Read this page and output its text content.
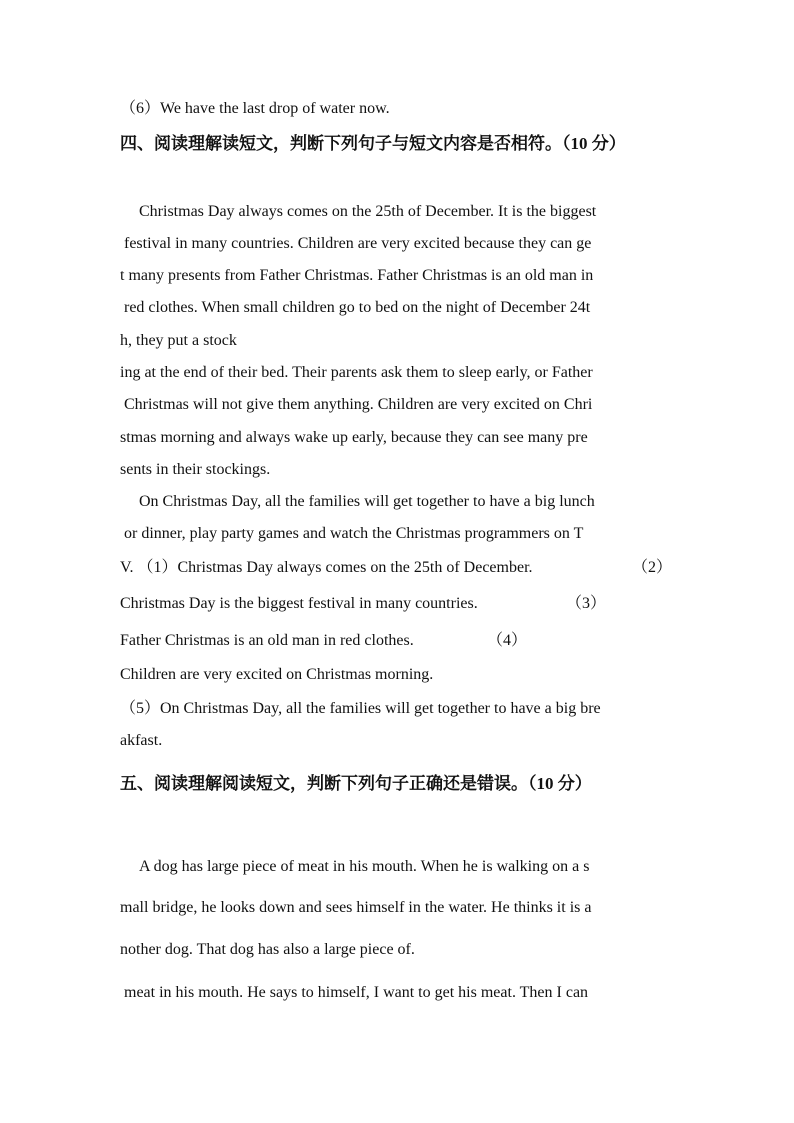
（6）We have the last drop of water now.
四、阅读理解读短文，判断下列句子与短文内容是否相符。（10 分）
Christmas Day always comes on the 25th of December. It is the biggest
festival in many countries. Children are very excited because they can ge
t many presents from Father Christmas. Father Christmas is an old man in
red clothes. When small children go to bed on the night of December 24t
h, they put a stock
ing at the end of their bed. Their parents ask them to sleep early, or Father
Christmas will not give them anything. Children are very excited on Chri
stmas morning and always wake up early, because they can see many pre
sents in their stockings.
On Christmas Day, all the families will get together to have a big lunch
or dinner, play party games and watch the Christmas programmers on T
V. （1）Christmas Day always comes on the 25th of December.	（2）
Christmas Day is the biggest festival in many countries.	（3）
Father Christmas is an old man in red clothes.	（4）
Children are very excited on Christmas morning.
（5）On Christmas Day, all the families will get together to have a big bre
akfast.
五、阅读理解阅读短文，判断下列句子正确还是错误。（10 分）
A dog has large piece of meat in his mouth. When he is walking on a s
mall bridge, he looks down and sees himself in the water. He thinks it is a
nother dog. That dog has also a large piece of.
meat in his mouth. He says to himself, I want to get his meat. Then I can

***

=== BRIEF ===
Reply with nothing but the number of lines that contain the word "clothes".

=== THE OUTPUT ===
2